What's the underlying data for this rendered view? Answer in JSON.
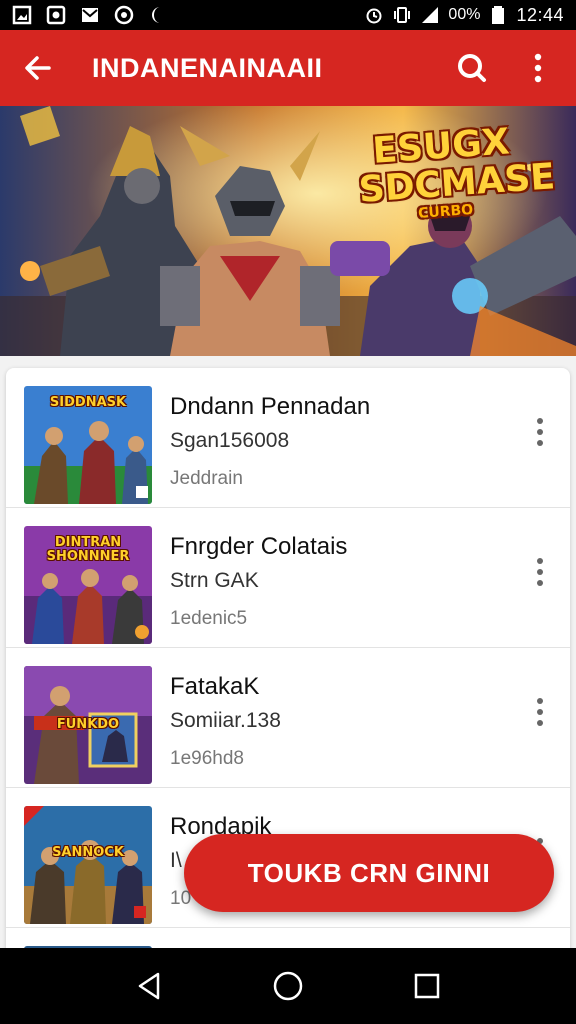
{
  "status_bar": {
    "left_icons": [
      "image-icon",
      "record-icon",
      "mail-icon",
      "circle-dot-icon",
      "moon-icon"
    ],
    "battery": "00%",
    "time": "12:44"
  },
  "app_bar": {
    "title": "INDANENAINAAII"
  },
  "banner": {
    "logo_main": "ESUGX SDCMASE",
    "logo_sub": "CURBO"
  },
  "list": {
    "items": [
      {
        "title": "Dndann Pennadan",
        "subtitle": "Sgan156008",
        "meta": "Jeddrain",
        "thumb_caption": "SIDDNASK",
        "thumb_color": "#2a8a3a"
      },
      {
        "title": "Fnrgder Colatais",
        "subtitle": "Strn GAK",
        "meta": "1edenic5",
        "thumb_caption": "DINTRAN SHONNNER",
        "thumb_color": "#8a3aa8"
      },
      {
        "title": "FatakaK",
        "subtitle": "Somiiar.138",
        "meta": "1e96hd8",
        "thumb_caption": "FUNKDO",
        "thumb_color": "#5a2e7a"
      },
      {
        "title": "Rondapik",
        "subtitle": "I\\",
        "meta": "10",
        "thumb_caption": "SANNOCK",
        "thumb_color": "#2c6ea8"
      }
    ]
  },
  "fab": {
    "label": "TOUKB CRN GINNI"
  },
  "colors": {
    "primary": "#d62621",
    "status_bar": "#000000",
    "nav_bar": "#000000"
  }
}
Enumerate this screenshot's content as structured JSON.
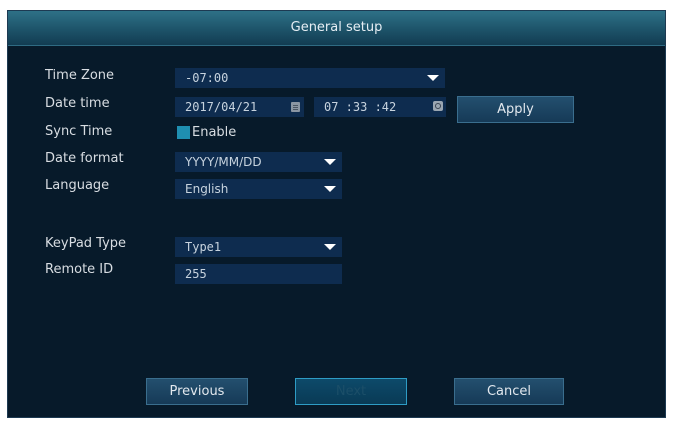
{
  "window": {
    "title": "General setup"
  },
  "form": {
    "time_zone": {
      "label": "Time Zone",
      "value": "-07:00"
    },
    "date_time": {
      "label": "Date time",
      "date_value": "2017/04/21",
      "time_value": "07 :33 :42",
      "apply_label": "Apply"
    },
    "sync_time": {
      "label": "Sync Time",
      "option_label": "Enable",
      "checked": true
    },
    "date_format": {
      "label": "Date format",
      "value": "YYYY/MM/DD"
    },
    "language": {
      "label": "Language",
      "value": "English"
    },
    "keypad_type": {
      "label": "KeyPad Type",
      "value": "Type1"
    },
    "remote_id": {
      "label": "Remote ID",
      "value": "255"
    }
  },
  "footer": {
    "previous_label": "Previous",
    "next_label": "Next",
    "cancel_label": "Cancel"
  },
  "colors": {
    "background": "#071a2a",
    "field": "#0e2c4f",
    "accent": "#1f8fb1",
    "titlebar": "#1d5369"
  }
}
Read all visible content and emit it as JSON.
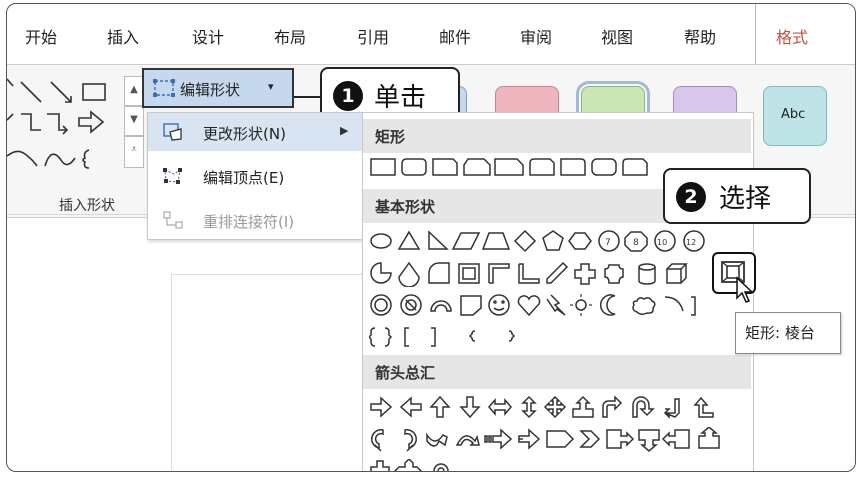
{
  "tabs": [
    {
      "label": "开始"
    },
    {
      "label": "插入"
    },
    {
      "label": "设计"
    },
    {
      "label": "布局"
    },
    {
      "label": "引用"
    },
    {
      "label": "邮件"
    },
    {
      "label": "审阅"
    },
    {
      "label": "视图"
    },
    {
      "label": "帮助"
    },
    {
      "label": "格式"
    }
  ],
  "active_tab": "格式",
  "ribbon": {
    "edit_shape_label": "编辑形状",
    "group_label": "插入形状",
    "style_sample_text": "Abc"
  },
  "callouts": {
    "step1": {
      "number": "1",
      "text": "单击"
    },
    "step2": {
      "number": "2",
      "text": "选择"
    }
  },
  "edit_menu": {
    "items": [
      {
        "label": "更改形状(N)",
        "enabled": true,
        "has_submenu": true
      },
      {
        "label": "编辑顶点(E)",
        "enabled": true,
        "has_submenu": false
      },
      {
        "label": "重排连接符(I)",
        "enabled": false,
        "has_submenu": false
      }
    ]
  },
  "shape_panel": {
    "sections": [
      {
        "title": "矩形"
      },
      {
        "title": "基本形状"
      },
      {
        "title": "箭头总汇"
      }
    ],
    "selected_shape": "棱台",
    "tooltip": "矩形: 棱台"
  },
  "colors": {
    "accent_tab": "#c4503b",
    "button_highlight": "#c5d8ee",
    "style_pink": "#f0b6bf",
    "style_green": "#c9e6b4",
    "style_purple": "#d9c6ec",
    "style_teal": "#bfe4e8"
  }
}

++++++++

* Instructions to follow
Print every entry above again without changing a word, and omit the pictures.

* Complete response
What's the underlying data for this rendered view? Answer in JSON.
{
  "status_bar": {
    "left_icons": [
      "image-icon",
      "record-icon",
      "mail-icon",
      "circle-dot-icon",
      "moon-icon"
    ],
    "battery": "00%",
    "time": "12:44"
  },
  "app_bar": {
    "title": "INDANENAINAAII"
  },
  "banner": {
    "logo_main": "ESUGX SDCMASE",
    "logo_sub": "CURBO"
  },
  "list": {
    "items": [
      {
        "title": "Dndann Pennadan",
        "subtitle": "Sgan156008",
        "meta": "Jeddrain",
        "thumb_caption": "SIDDNASK",
        "thumb_color": "#2a8a3a"
      },
      {
        "title": "Fnrgder Colatais",
        "subtitle": "Strn GAK",
        "meta": "1edenic5",
        "thumb_caption": "DINTRAN SHONNNER",
        "thumb_color": "#8a3aa8"
      },
      {
        "title": "FatakaK",
        "subtitle": "Somiiar.138",
        "meta": "1e96hd8",
        "thumb_caption": "FUNKDO",
        "thumb_color": "#5a2e7a"
      },
      {
        "title": "Rondapik",
        "subtitle": "I\\",
        "meta": "10",
        "thumb_caption": "SANNOCK",
        "thumb_color": "#2c6ea8"
      }
    ]
  },
  "fab": {
    "label": "TOUKB CRN GINNI"
  },
  "colors": {
    "primary": "#d62621",
    "status_bar": "#000000",
    "nav_bar": "#000000"
  }
}
Enumerate this screenshot's content as structured JSON.
{
  "window": {
    "title": "General setup"
  },
  "form": {
    "time_zone": {
      "label": "Time Zone",
      "value": "-07:00"
    },
    "date_time": {
      "label": "Date time",
      "date_value": "2017/04/21",
      "time_value": "07 :33 :42",
      "apply_label": "Apply"
    },
    "sync_time": {
      "label": "Sync Time",
      "option_label": "Enable",
      "checked": true
    },
    "date_format": {
      "label": "Date format",
      "value": "YYYY/MM/DD"
    },
    "language": {
      "label": "Language",
      "value": "English"
    },
    "keypad_type": {
      "label": "KeyPad Type",
      "value": "Type1"
    },
    "remote_id": {
      "label": "Remote ID",
      "value": "255"
    }
  },
  "footer": {
    "previous_label": "Previous",
    "next_label": "Next",
    "cancel_label": "Cancel"
  },
  "colors": {
    "background": "#071a2a",
    "field": "#0e2c4f",
    "accent": "#1f8fb1",
    "titlebar": "#1d5369"
  }
}
Read all visible content and emit it as JSON.
{
  "tabs": [
    {
      "label": "开始"
    },
    {
      "label": "插入"
    },
    {
      "label": "设计"
    },
    {
      "label": "布局"
    },
    {
      "label": "引用"
    },
    {
      "label": "邮件"
    },
    {
      "label": "审阅"
    },
    {
      "label": "视图"
    },
    {
      "label": "帮助"
    },
    {
      "label": "格式"
    }
  ],
  "active_tab": "格式",
  "ribbon": {
    "edit_shape_label": "编辑形状",
    "group_label": "插入形状",
    "style_sample_text": "Abc"
  },
  "callouts": {
    "step1": {
      "number": "1",
      "text": "单击"
    },
    "step2": {
      "number": "2",
      "text": "选择"
    }
  },
  "edit_menu": {
    "items": [
      {
        "label": "更改形状(N)",
        "enabled": true,
        "has_submenu": true
      },
      {
        "label": "编辑顶点(E)",
        "enabled": true,
        "has_submenu": false
      },
      {
        "label": "重排连接符(I)",
        "enabled": false,
        "has_submenu": false
      }
    ]
  },
  "shape_panel": {
    "sections": [
      {
        "title": "矩形"
      },
      {
        "title": "基本形状"
      },
      {
        "title": "箭头总汇"
      }
    ],
    "selected_shape": "棱台",
    "tooltip": "矩形: 棱台"
  },
  "colors": {
    "accent_tab": "#c4503b",
    "button_highlight": "#c5d8ee",
    "style_pink": "#f0b6bf",
    "style_green": "#c9e6b4",
    "style_purple": "#d9c6ec",
    "style_teal": "#bfe4e8"
  }
}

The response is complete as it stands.